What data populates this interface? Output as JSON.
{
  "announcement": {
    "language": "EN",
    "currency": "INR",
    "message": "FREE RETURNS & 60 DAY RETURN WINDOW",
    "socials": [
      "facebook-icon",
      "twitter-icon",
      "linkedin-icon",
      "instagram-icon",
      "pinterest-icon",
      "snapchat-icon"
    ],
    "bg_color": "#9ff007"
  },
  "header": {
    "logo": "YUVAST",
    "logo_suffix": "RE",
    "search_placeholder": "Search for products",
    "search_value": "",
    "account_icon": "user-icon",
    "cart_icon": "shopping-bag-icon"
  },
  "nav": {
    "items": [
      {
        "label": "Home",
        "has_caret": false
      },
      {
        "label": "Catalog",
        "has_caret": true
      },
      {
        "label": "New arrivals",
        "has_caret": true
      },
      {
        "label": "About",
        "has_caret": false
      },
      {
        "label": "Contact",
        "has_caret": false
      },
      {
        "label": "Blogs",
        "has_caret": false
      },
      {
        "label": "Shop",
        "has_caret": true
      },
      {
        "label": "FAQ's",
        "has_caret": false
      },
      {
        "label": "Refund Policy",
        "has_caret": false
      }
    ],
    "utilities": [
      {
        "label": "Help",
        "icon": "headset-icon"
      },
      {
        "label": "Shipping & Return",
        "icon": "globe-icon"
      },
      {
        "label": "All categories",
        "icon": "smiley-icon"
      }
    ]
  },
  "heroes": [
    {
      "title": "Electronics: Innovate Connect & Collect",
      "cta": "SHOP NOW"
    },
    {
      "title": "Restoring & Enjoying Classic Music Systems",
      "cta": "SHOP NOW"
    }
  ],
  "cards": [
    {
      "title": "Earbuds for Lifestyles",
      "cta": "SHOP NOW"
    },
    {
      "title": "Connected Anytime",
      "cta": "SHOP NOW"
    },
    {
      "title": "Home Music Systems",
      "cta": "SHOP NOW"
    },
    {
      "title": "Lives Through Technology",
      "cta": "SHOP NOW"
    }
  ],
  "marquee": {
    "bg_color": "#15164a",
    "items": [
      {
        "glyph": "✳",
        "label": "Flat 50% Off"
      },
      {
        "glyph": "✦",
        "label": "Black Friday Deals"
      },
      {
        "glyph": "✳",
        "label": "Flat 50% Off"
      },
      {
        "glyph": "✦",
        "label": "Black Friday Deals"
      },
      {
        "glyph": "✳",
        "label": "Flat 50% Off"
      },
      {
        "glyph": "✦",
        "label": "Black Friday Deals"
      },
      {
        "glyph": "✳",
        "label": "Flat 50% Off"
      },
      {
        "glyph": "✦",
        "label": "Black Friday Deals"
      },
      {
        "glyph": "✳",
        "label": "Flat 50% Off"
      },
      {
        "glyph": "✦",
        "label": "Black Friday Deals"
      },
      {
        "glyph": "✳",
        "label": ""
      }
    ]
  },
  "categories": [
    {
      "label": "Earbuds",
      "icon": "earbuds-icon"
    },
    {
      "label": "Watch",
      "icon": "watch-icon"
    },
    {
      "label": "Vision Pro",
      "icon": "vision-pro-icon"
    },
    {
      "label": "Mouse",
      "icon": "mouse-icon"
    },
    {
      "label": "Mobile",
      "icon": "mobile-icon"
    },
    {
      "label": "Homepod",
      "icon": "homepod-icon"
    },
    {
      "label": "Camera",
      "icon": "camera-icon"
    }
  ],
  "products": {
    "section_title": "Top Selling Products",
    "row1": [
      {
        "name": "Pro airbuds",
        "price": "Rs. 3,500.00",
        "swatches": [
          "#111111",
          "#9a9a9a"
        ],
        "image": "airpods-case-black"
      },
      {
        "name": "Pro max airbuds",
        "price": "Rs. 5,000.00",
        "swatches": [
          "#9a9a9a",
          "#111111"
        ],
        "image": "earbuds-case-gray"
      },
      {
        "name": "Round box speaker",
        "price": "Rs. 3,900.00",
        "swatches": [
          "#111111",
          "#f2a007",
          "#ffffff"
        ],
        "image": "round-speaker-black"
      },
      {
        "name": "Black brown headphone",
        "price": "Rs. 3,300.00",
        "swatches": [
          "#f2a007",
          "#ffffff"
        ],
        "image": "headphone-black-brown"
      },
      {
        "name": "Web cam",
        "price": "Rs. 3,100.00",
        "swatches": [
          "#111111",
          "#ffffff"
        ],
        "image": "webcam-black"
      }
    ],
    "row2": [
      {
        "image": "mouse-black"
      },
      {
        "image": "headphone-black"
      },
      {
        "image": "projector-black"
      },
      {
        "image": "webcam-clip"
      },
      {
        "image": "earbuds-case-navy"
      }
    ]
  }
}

--------------------------------

■ **SET TASK**
From the listing above, collect every line that mentions the word "price".

■ **SOLUTION TO THIS EXERCISE**
        "price": "Rs. 3,500.00",
        "price": "Rs. 5,000.00",
        "price": "Rs. 3,900.00",
        "price": "Rs. 3,300.00",
        "price": "Rs. 3,100.00",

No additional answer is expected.